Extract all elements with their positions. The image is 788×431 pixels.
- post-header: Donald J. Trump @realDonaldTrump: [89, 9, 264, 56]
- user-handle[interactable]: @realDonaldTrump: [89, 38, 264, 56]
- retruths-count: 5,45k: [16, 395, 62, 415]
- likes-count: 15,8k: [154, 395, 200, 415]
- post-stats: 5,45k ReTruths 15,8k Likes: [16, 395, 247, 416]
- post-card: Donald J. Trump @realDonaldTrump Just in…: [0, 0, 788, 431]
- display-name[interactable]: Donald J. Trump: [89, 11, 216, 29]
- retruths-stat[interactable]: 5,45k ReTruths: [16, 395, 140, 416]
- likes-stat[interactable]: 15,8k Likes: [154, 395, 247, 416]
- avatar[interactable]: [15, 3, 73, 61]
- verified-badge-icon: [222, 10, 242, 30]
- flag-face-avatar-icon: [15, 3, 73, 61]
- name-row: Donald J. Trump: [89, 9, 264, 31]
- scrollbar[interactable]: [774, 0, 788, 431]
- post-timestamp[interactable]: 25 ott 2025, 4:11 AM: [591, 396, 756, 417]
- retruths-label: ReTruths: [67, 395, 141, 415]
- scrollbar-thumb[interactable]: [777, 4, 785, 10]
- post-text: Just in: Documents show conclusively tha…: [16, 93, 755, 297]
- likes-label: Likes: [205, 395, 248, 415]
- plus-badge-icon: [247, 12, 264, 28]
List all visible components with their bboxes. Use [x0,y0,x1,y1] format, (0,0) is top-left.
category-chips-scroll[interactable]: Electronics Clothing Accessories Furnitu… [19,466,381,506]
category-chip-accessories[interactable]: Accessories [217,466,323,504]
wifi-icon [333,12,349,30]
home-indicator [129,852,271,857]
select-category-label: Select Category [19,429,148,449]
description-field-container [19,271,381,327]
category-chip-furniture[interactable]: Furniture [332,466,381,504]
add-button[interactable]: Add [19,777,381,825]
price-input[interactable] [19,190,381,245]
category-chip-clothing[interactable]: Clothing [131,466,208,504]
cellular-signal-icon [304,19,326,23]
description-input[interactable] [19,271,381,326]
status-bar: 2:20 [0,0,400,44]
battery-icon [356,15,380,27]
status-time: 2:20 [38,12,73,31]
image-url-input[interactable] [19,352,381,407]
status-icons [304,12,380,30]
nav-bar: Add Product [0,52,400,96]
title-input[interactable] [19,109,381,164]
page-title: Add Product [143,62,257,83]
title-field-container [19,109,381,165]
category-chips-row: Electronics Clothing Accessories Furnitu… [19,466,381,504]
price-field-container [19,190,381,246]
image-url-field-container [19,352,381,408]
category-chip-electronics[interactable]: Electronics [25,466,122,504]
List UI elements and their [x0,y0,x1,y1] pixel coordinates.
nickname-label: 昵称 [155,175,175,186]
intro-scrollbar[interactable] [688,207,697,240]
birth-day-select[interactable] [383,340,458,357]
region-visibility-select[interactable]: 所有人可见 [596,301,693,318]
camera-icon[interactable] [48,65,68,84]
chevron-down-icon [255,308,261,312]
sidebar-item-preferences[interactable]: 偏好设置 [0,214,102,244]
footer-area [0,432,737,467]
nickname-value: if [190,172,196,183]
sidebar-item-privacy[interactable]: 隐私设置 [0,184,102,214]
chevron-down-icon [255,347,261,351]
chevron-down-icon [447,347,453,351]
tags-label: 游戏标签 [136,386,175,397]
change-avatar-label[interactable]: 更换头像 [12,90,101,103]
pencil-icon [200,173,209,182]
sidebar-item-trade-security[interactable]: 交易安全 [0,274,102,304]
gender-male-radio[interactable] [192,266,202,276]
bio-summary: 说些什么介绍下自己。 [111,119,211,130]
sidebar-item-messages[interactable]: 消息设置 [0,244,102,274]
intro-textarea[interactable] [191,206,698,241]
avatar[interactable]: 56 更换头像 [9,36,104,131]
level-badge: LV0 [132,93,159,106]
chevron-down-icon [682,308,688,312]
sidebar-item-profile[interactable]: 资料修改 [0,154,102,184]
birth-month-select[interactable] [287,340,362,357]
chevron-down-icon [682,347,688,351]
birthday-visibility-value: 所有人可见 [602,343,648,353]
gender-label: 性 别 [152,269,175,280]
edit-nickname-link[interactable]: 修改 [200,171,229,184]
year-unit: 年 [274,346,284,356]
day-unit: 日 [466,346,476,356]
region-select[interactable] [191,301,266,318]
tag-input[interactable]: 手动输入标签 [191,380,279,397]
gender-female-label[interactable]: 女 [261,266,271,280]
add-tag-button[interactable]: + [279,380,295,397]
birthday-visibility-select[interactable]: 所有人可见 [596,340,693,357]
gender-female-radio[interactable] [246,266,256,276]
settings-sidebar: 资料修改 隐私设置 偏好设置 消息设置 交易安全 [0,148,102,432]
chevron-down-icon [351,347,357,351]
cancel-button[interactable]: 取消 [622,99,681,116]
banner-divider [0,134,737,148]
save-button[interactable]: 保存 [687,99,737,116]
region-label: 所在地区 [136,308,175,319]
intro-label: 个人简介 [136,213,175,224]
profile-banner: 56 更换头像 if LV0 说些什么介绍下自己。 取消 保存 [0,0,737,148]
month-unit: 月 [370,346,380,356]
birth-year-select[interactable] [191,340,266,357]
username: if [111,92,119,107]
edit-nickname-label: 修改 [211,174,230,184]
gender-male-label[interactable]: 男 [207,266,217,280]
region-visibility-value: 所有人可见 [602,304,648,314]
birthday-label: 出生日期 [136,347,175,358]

════════

Ejercicio propuesto>
Reproduce todas las líneas del material tal cual aparecen, sin cambiar nada.

Resultado del ejercicio>
Extract all elements with their positions. The image is 788×431 pixels.
- post-header: Donald J. Trump @realDonaldTrump: [89, 9, 264, 56]
- user-handle[interactable]: @realDonaldTrump: [89, 38, 264, 56]
- retruths-count: 5,45k: [16, 395, 62, 415]
- likes-count: 15,8k: [154, 395, 200, 415]
- post-stats: 5,45k ReTruths 15,8k Likes: [16, 395, 247, 416]
- post-card: Donald J. Trump @realDonaldTrump Just in…: [0, 0, 788, 431]
- display-name[interactable]: Donald J. Trump: [89, 11, 216, 29]
- retruths-stat[interactable]: 5,45k ReTruths: [16, 395, 140, 416]
- likes-stat[interactable]: 15,8k Likes: [154, 395, 247, 416]
- avatar[interactable]: [15, 3, 73, 61]
- verified-badge-icon: [222, 10, 242, 30]
- flag-face-avatar-icon: [15, 3, 73, 61]
- name-row: Donald J. Trump: [89, 9, 264, 31]
- scrollbar[interactable]: [774, 0, 788, 431]
- post-timestamp[interactable]: 25 ott 2025, 4:11 AM: [591, 396, 756, 417]
- retruths-label: ReTruths: [67, 395, 141, 415]
- scrollbar-thumb[interactable]: [777, 4, 785, 10]
- post-text: Just in: Documents show conclusively tha…: [16, 93, 755, 297]
- likes-label: Likes: [205, 395, 248, 415]
- plus-badge-icon: [247, 12, 264, 28]
List all visible components with their bboxes. Use [x0,y0,x1,y1] format, (0,0) is top-left.
category-chips-scroll[interactable]: Electronics Clothing Accessories Furnitu… [19,466,381,506]
category-chip-accessories[interactable]: Accessories [217,466,323,504]
wifi-icon [333,12,349,30]
home-indicator [129,852,271,857]
select-category-label: Select Category [19,429,148,449]
description-field-container [19,271,381,327]
category-chip-furniture[interactable]: Furniture [332,466,381,504]
add-button[interactable]: Add [19,777,381,825]
price-input[interactable] [19,190,381,245]
category-chip-clothing[interactable]: Clothing [131,466,208,504]
cellular-signal-icon [304,19,326,23]
description-input[interactable] [19,271,381,326]
status-bar: 2:20 [0,0,400,44]
battery-icon [356,15,380,27]
status-time: 2:20 [38,12,73,31]
image-url-input[interactable] [19,352,381,407]
status-icons [304,12,380,30]
nav-bar: Add Product [0,52,400,96]
title-input[interactable] [19,109,381,164]
page-title: Add Product [143,62,257,83]
title-field-container [19,109,381,165]
category-chips-row: Electronics Clothing Accessories Furnitu… [19,466,381,504]
price-field-container [19,190,381,246]
image-url-field-container [19,352,381,408]
category-chip-electronics[interactable]: Electronics [25,466,122,504]
List UI elements and their [x0,y0,x1,y1] pixel coordinates.
nickname-label: 昵称 [155,175,175,186]
intro-scrollbar[interactable] [688,207,697,240]
birth-day-select[interactable] [383,340,458,357]
region-visibility-select[interactable]: 所有人可见 [596,301,693,318]
camera-icon[interactable] [48,65,68,84]
chevron-down-icon [255,308,261,312]
sidebar-item-preferences[interactable]: 偏好设置 [0,214,102,244]
footer-area [0,432,737,467]
nickname-value: if [190,172,196,183]
sidebar-item-privacy[interactable]: 隐私设置 [0,184,102,214]
chevron-down-icon [255,347,261,351]
chevron-down-icon [447,347,453,351]
tags-label: 游戏标签 [136,386,175,397]
change-avatar-label[interactable]: 更换头像 [12,90,101,103]
pencil-icon [200,173,209,182]
sidebar-item-trade-security[interactable]: 交易安全 [0,274,102,304]
gender-male-radio[interactable] [192,266,202,276]
bio-summary: 说些什么介绍下自己。 [111,119,211,130]
sidebar-item-messages[interactable]: 消息设置 [0,244,102,274]
intro-textarea[interactable] [191,206,698,241]
avatar[interactable]: 56 更换头像 [9,36,104,131]
level-badge: LV0 [132,93,159,106]
chevron-down-icon [682,308,688,312]
sidebar-item-profile[interactable]: 资料修改 [0,154,102,184]
birth-month-select[interactable] [287,340,362,357]
chevron-down-icon [682,347,688,351]
birthday-visibility-value: 所有人可见 [602,343,648,353]
gender-label: 性 别 [152,269,175,280]
edit-nickname-link[interactable]: 修改 [200,171,229,184]
year-unit: 年 [274,346,284,356]
day-unit: 日 [466,346,476,356]
region-select[interactable] [191,301,266,318]
tag-input[interactable]: 手动输入标签 [191,380,279,397]
gender-female-label[interactable]: 女 [261,266,271,280]
add-tag-button[interactable]: + [279,380,295,397]
birthday-visibility-select[interactable]: 所有人可见 [596,340,693,357]
gender-female-radio[interactable] [246,266,256,276]
settings-sidebar: 资料修改 隐私设置 偏好设置 消息设置 交易安全 [0,148,102,432]
chevron-down-icon [351,347,357,351]
cancel-button[interactable]: 取消 [622,99,681,116]
banner-divider [0,134,737,148]
save-button[interactable]: 保存 [687,99,737,116]
region-label: 所在地区 [136,308,175,319]
intro-label: 个人简介 [136,213,175,224]
profile-banner: 56 更换头像 if LV0 说些什么介绍下自己。 取消 保存 [0,0,737,148]
month-unit: 月 [370,346,380,356]
birth-year-select[interactable] [191,340,266,357]
username: if [111,92,119,107]
edit-nickname-label: 修改 [211,174,230,184]
gender-male-label[interactable]: 男 [207,266,217,280]
region-visibility-value: 所有人可见 [602,304,648,314]
birthday-label: 出生日期 [136,347,175,358]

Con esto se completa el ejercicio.